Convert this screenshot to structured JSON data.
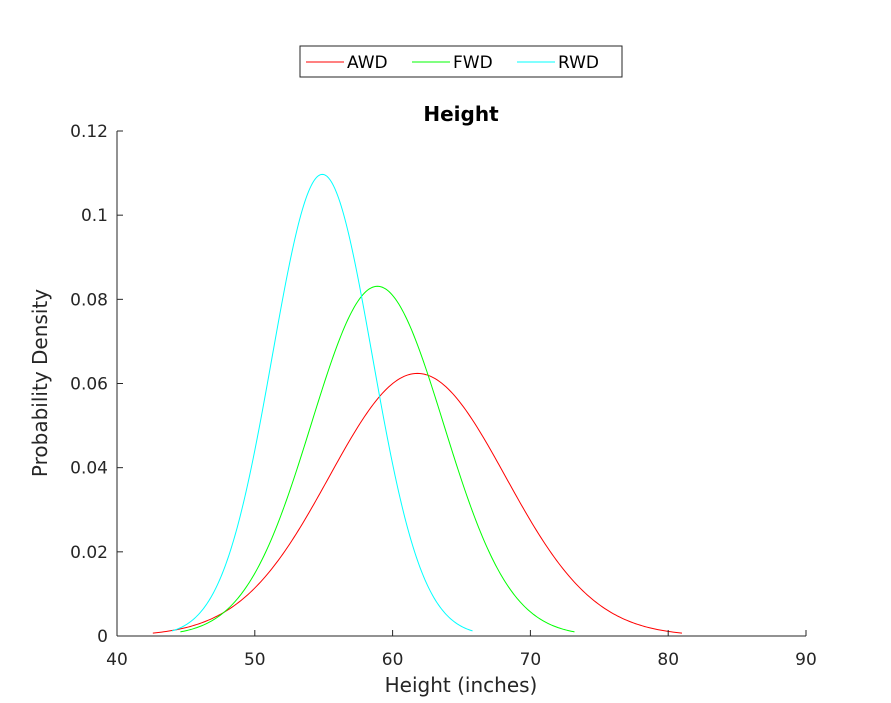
{
  "chart_data": {
    "type": "line",
    "title": "Height",
    "xlabel": "Height (inches)",
    "ylabel": "Probability Density",
    "xlim": [
      40,
      90
    ],
    "ylim": [
      0,
      0.12
    ],
    "xticks": [
      40,
      50,
      60,
      70,
      80,
      90
    ],
    "yticks": [
      0,
      0.02,
      0.04,
      0.06,
      0.08,
      0.1,
      0.12
    ],
    "xtick_labels": [
      "40",
      "50",
      "60",
      "70",
      "80",
      "90"
    ],
    "ytick_labels": [
      "0",
      "0.02",
      "0.04",
      "0.06",
      "0.08",
      "0.1",
      "0.12"
    ],
    "grid": false,
    "legend_position": "top-center",
    "series": [
      {
        "name": "AWD",
        "color": "#ff0000",
        "mean": 61.8,
        "std": 6.4,
        "x_range": [
          42.6,
          81.0
        ],
        "peak": 0.0624
      },
      {
        "name": "FWD",
        "color": "#00ff00",
        "mean": 58.9,
        "std": 4.8,
        "x_range": [
          44.6,
          73.2
        ],
        "peak": 0.0831
      },
      {
        "name": "RWD",
        "color": "#00ffff",
        "mean": 54.9,
        "std": 3.63,
        "x_range": [
          44.0,
          65.8
        ],
        "peak": 0.1097
      }
    ]
  }
}
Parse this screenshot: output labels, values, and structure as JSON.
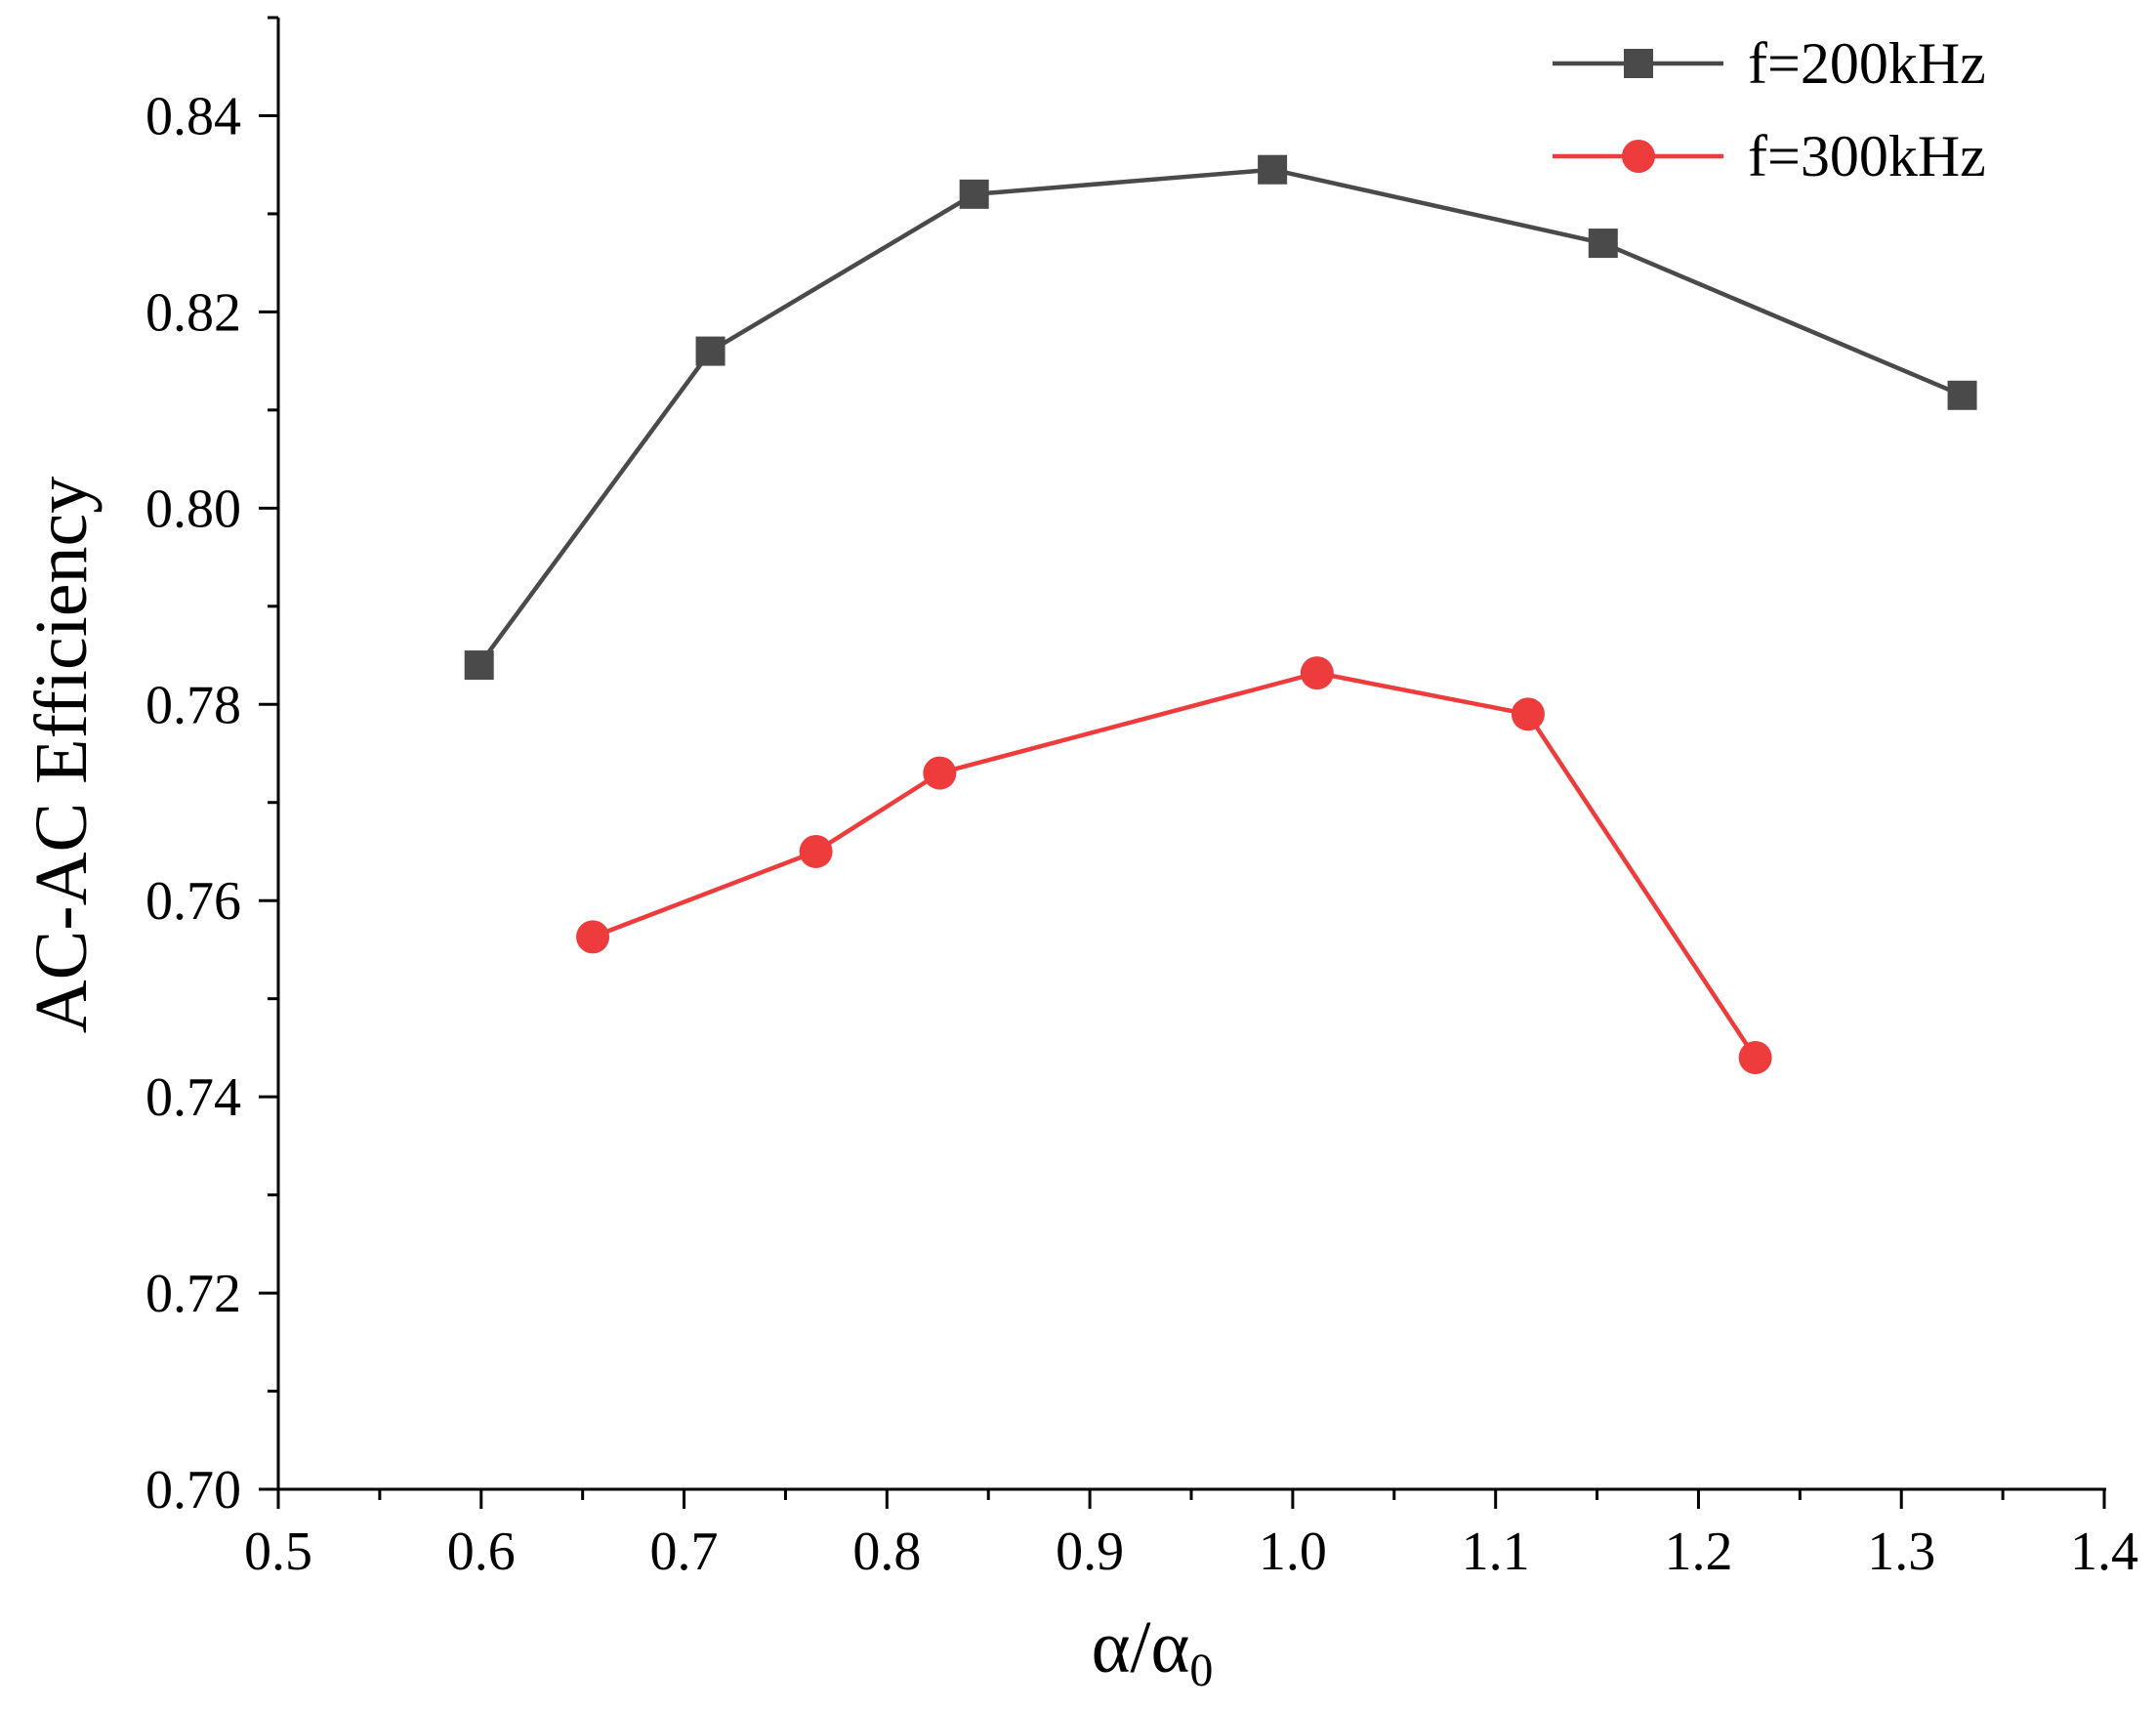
{
  "chart_data": {
    "type": "line",
    "title": "",
    "xlabel": "α/α",
    "xlabel_subscript": "0",
    "ylabel": "AC-AC Efficiency",
    "xlim": [
      0.5,
      1.4
    ],
    "ylim": [
      0.7,
      0.85
    ],
    "x_ticks": [
      0.5,
      0.6,
      0.7,
      0.8,
      0.9,
      1.0,
      1.1,
      1.2,
      1.3,
      1.4
    ],
    "x_tick_labels": [
      "0.5",
      "0.6",
      "0.7",
      "0.8",
      "0.9",
      "1.0",
      "1.1",
      "1.2",
      "1.3",
      "1.4"
    ],
    "y_ticks": [
      0.7,
      0.72,
      0.74,
      0.76,
      0.78,
      0.8,
      0.82,
      0.84
    ],
    "y_tick_labels": [
      "0.70",
      "0.72",
      "0.74",
      "0.76",
      "0.78",
      "0.80",
      "0.82",
      "0.84"
    ],
    "grid": false,
    "legend_position": "top-right",
    "series": [
      {
        "name": "f=200kHz",
        "color": "#4a4a4a",
        "marker": "square",
        "x": [
          0.599,
          0.713,
          0.843,
          0.99,
          1.153,
          1.33
        ],
        "y": [
          0.784,
          0.816,
          0.832,
          0.8345,
          0.827,
          0.8115
        ]
      },
      {
        "name": "f=300kHz",
        "color": "#ee3b3b",
        "marker": "circle",
        "x": [
          0.655,
          0.765,
          0.826,
          1.012,
          1.116,
          1.228
        ],
        "y": [
          0.7563,
          0.765,
          0.773,
          0.7832,
          0.779,
          0.744
        ]
      }
    ]
  }
}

▸ Exercise instructions:
Keep the pictures out and write out the records exactly.

▸ Task solution:
Convert this screenshot to structured JSON data.
{
  "chart_data": {
    "type": "line",
    "title": "Height",
    "xlabel": "Height (inches)",
    "ylabel": "Probability Density",
    "xlim": [
      40,
      90
    ],
    "ylim": [
      0,
      0.12
    ],
    "xticks": [
      40,
      50,
      60,
      70,
      80,
      90
    ],
    "yticks": [
      0,
      0.02,
      0.04,
      0.06,
      0.08,
      0.1,
      0.12
    ],
    "xtick_labels": [
      "40",
      "50",
      "60",
      "70",
      "80",
      "90"
    ],
    "ytick_labels": [
      "0",
      "0.02",
      "0.04",
      "0.06",
      "0.08",
      "0.1",
      "0.12"
    ],
    "grid": false,
    "legend_position": "top-center",
    "series": [
      {
        "name": "AWD",
        "color": "#ff0000",
        "mean": 61.8,
        "std": 6.4,
        "x_range": [
          42.6,
          81.0
        ],
        "peak": 0.0624
      },
      {
        "name": "FWD",
        "color": "#00ff00",
        "mean": 58.9,
        "std": 4.8,
        "x_range": [
          44.6,
          73.2
        ],
        "peak": 0.0831
      },
      {
        "name": "RWD",
        "color": "#00ffff",
        "mean": 54.9,
        "std": 3.63,
        "x_range": [
          44.0,
          65.8
        ],
        "peak": 0.1097
      }
    ]
  }
}
Parse this screenshot: output labels, values, and structure as JSON.
{
  "chart_data": {
    "type": "line",
    "title": "",
    "xlabel": "α/α",
    "xlabel_subscript": "0",
    "ylabel": "AC-AC Efficiency",
    "xlim": [
      0.5,
      1.4
    ],
    "ylim": [
      0.7,
      0.85
    ],
    "x_ticks": [
      0.5,
      0.6,
      0.7,
      0.8,
      0.9,
      1.0,
      1.1,
      1.2,
      1.3,
      1.4
    ],
    "x_tick_labels": [
      "0.5",
      "0.6",
      "0.7",
      "0.8",
      "0.9",
      "1.0",
      "1.1",
      "1.2",
      "1.3",
      "1.4"
    ],
    "y_ticks": [
      0.7,
      0.72,
      0.74,
      0.76,
      0.78,
      0.8,
      0.82,
      0.84
    ],
    "y_tick_labels": [
      "0.70",
      "0.72",
      "0.74",
      "0.76",
      "0.78",
      "0.80",
      "0.82",
      "0.84"
    ],
    "grid": false,
    "legend_position": "top-right",
    "series": [
      {
        "name": "f=200kHz",
        "color": "#4a4a4a",
        "marker": "square",
        "x": [
          0.599,
          0.713,
          0.843,
          0.99,
          1.153,
          1.33
        ],
        "y": [
          0.784,
          0.816,
          0.832,
          0.8345,
          0.827,
          0.8115
        ]
      },
      {
        "name": "f=300kHz",
        "color": "#ee3b3b",
        "marker": "circle",
        "x": [
          0.655,
          0.765,
          0.826,
          1.012,
          1.116,
          1.228
        ],
        "y": [
          0.7563,
          0.765,
          0.773,
          0.7832,
          0.779,
          0.744
        ]
      }
    ]
  }
}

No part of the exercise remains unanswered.